◆ PROBLEM TO SOLVE ◆
Return the records that follow unaltered. Omit every picture.

◆ SUPPLIED DATA ◆
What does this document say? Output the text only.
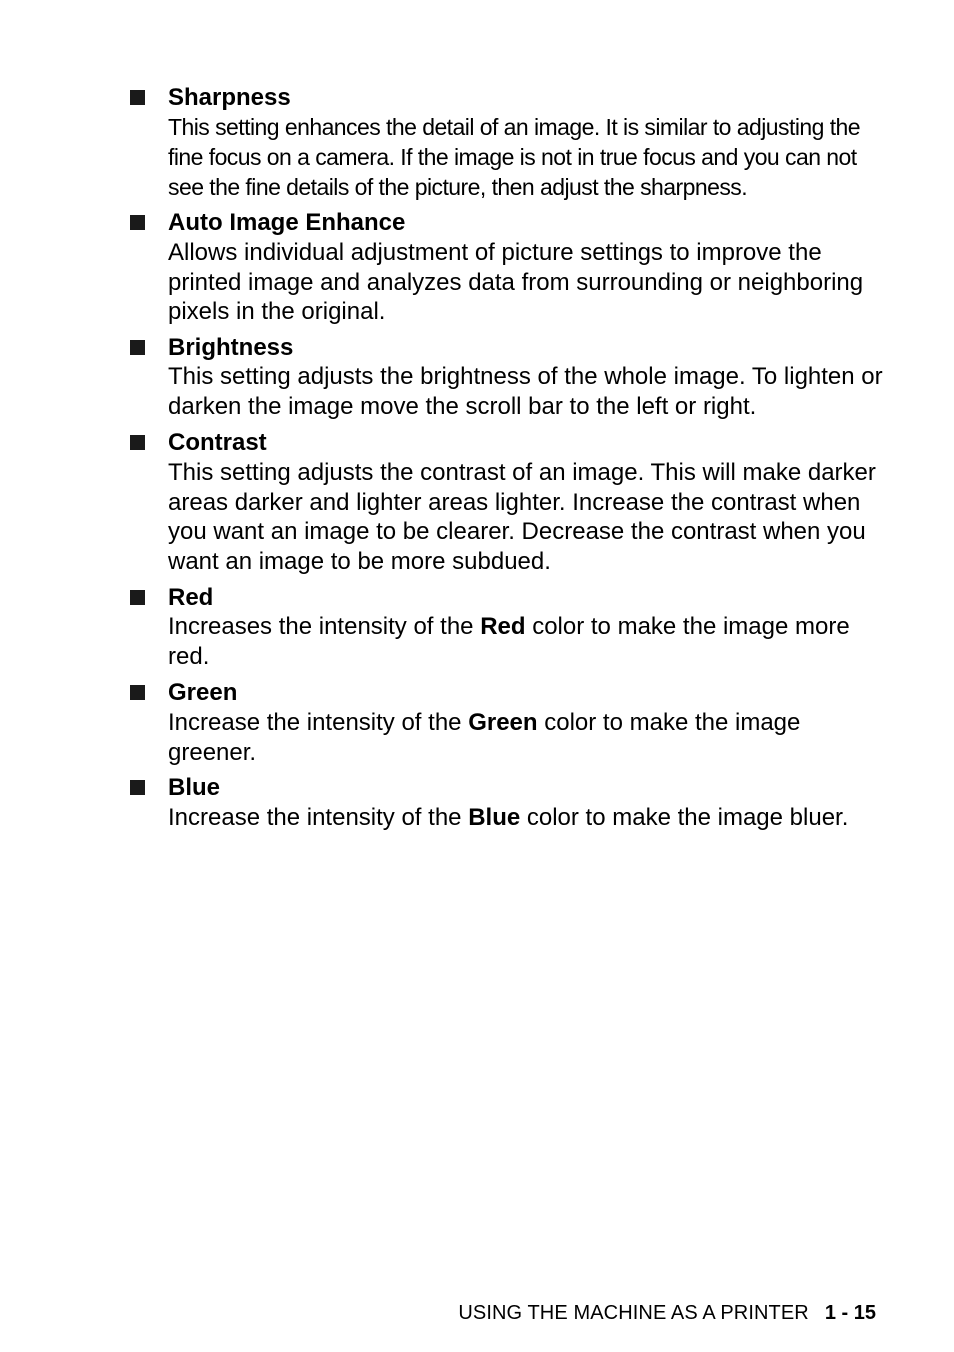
Sharpness
This setting enhances the detail of an image. It is similar to adjusting the fine focus on a camera. If the image is not in true focus and you can not see the fine details of the picture, then adjust the sharpness.
Auto Image Enhance
Allows individual adjustment of picture settings to improve the printed image and analyzes data from surrounding or neighboring pixels in the original.
Brightness
This setting adjusts the brightness of the whole image. To lighten or darken the image move the scroll bar to the left or right.
Contrast
This setting adjusts the contrast of an image. This will make darker areas darker and lighter areas lighter. Increase the contrast when you want an image to be clearer. Decrease the contrast when you want an image to be more subdued.
Red
Increases the intensity of the Red color to make the image more red.
Green
Increase the intensity of the Green color to make the image greener.
Blue
Increase the intensity of the Blue color to make the image bluer.
USING THE MACHINE AS A PRINTER 1 - 15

◆ EXPECTED ANSWER ◆
What does this document say? Output the text only.
Sharpness
This setting enhances the detail of an image. It is similar to adjusting the fine focus on a camera. If the image is not in true focus and you can not see the fine details of the picture, then adjust the sharpness.
Auto Image Enhance
Allows individual adjustment of picture settings to improve the printed image and analyzes data from surrounding or neighboring pixels in the original.
Brightness
This setting adjusts the brightness of the whole image. To lighten or darken the image move the scroll bar to the left or right.
Contrast
This setting adjusts the contrast of an image. This will make darker areas darker and lighter areas lighter. Increase the contrast when you want an image to be clearer. Decrease the contrast when you want an image to be more subdued.
Red
Increases the intensity of the Red color to make the image more red.
Green
Increase the intensity of the Green color to make the image greener.
Blue
Increase the intensity of the Blue color to make the image bluer.
USING THE MACHINE AS A PRINTER 1 - 15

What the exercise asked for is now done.